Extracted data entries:
============

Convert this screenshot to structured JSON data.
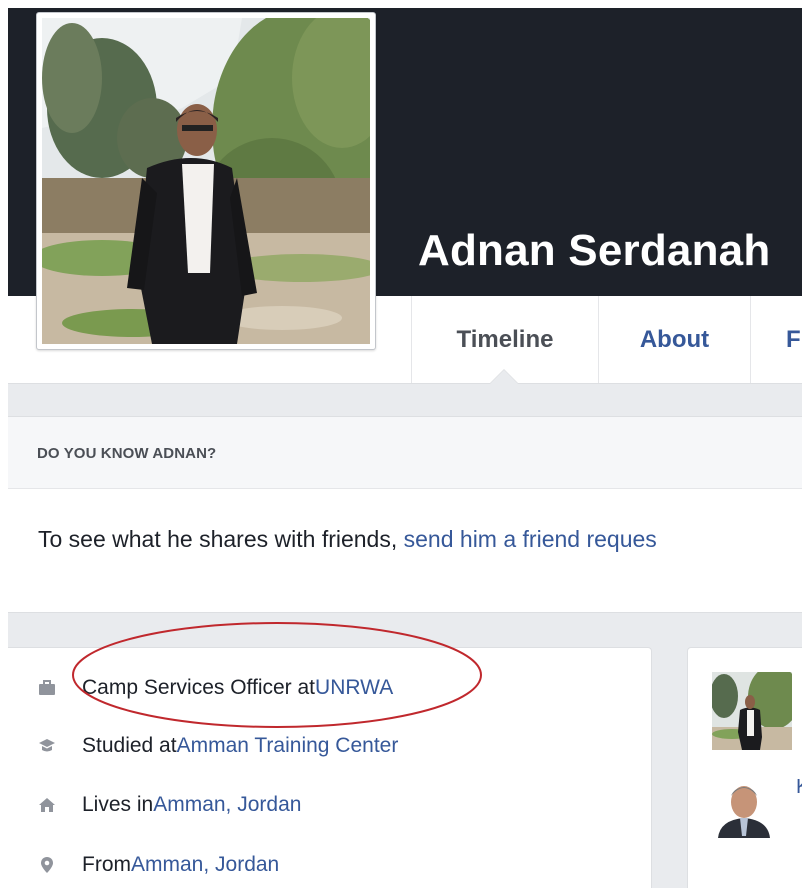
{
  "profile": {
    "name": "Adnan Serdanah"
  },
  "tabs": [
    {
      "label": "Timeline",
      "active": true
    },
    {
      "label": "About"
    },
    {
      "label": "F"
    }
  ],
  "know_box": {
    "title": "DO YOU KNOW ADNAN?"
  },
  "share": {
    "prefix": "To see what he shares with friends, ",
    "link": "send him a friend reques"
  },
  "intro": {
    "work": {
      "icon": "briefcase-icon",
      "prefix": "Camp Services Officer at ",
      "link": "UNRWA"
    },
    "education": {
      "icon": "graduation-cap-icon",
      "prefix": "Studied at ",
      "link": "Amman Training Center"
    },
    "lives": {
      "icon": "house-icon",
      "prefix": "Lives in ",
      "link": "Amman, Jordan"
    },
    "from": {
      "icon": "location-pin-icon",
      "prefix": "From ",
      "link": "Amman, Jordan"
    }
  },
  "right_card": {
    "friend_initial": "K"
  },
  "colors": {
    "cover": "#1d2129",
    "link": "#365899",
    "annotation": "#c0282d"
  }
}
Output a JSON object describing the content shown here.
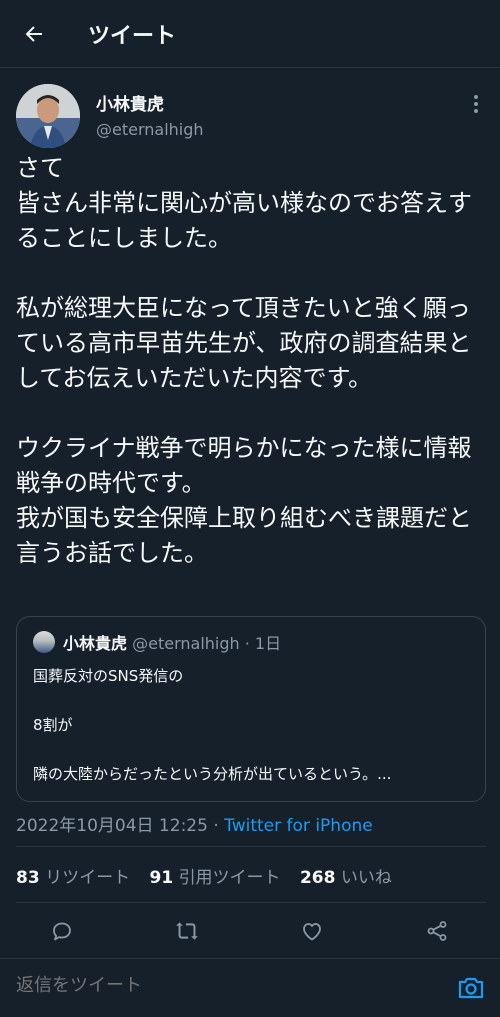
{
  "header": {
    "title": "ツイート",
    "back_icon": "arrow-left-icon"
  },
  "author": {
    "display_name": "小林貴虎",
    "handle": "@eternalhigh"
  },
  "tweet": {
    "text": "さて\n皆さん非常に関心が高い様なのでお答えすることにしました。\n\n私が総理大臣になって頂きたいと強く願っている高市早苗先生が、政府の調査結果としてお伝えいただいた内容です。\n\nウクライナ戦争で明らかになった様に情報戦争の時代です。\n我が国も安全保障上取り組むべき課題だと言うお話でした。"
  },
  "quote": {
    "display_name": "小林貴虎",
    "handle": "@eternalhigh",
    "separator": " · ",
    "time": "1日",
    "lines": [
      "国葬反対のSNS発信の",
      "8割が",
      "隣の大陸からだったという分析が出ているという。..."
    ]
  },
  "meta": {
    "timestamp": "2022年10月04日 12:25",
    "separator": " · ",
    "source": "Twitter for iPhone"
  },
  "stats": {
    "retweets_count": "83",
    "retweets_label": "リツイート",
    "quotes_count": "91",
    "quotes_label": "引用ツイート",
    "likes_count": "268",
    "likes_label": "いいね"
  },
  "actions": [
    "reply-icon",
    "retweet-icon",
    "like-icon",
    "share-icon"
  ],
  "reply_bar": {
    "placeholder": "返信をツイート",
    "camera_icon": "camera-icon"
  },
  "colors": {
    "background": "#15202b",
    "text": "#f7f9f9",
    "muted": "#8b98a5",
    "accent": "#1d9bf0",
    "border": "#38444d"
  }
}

============

Go through the listing above and write it out again exactly, dropping the pictures.

Convert this screenshot to structured JSON data.
{
  "profile": {
    "name": "Adnan Serdanah"
  },
  "tabs": [
    {
      "label": "Timeline",
      "active": true
    },
    {
      "label": "About"
    },
    {
      "label": "F"
    }
  ],
  "know_box": {
    "title": "DO YOU KNOW ADNAN?"
  },
  "share": {
    "prefix": "To see what he shares with friends, ",
    "link": "send him a friend reques"
  },
  "intro": {
    "work": {
      "icon": "briefcase-icon",
      "prefix": "Camp Services Officer at ",
      "link": "UNRWA"
    },
    "education": {
      "icon": "graduation-cap-icon",
      "prefix": "Studied at ",
      "link": "Amman Training Center"
    },
    "lives": {
      "icon": "house-icon",
      "prefix": "Lives in ",
      "link": "Amman, Jordan"
    },
    "from": {
      "icon": "location-pin-icon",
      "prefix": "From ",
      "link": "Amman, Jordan"
    }
  },
  "right_card": {
    "friend_initial": "K"
  },
  "colors": {
    "cover": "#1d2129",
    "link": "#365899",
    "annotation": "#c0282d"
  }
}
Output a JSON object describing the content shown here.
{
  "header": {
    "title": "ツイート",
    "back_icon": "arrow-left-icon"
  },
  "author": {
    "display_name": "小林貴虎",
    "handle": "@eternalhigh"
  },
  "tweet": {
    "text": "さて\n皆さん非常に関心が高い様なのでお答えすることにしました。\n\n私が総理大臣になって頂きたいと強く願っている高市早苗先生が、政府の調査結果としてお伝えいただいた内容です。\n\nウクライナ戦争で明らかになった様に情報戦争の時代です。\n我が国も安全保障上取り組むべき課題だと言うお話でした。"
  },
  "quote": {
    "display_name": "小林貴虎",
    "handle": "@eternalhigh",
    "separator": " · ",
    "time": "1日",
    "lines": [
      "国葬反対のSNS発信の",
      "8割が",
      "隣の大陸からだったという分析が出ているという。..."
    ]
  },
  "meta": {
    "timestamp": "2022年10月04日 12:25",
    "separator": " · ",
    "source": "Twitter for iPhone"
  },
  "stats": {
    "retweets_count": "83",
    "retweets_label": "リツイート",
    "quotes_count": "91",
    "quotes_label": "引用ツイート",
    "likes_count": "268",
    "likes_label": "いいね"
  },
  "actions": [
    "reply-icon",
    "retweet-icon",
    "like-icon",
    "share-icon"
  ],
  "reply_bar": {
    "placeholder": "返信をツイート",
    "camera_icon": "camera-icon"
  },
  "colors": {
    "background": "#15202b",
    "text": "#f7f9f9",
    "muted": "#8b98a5",
    "accent": "#1d9bf0",
    "border": "#38444d"
  }
}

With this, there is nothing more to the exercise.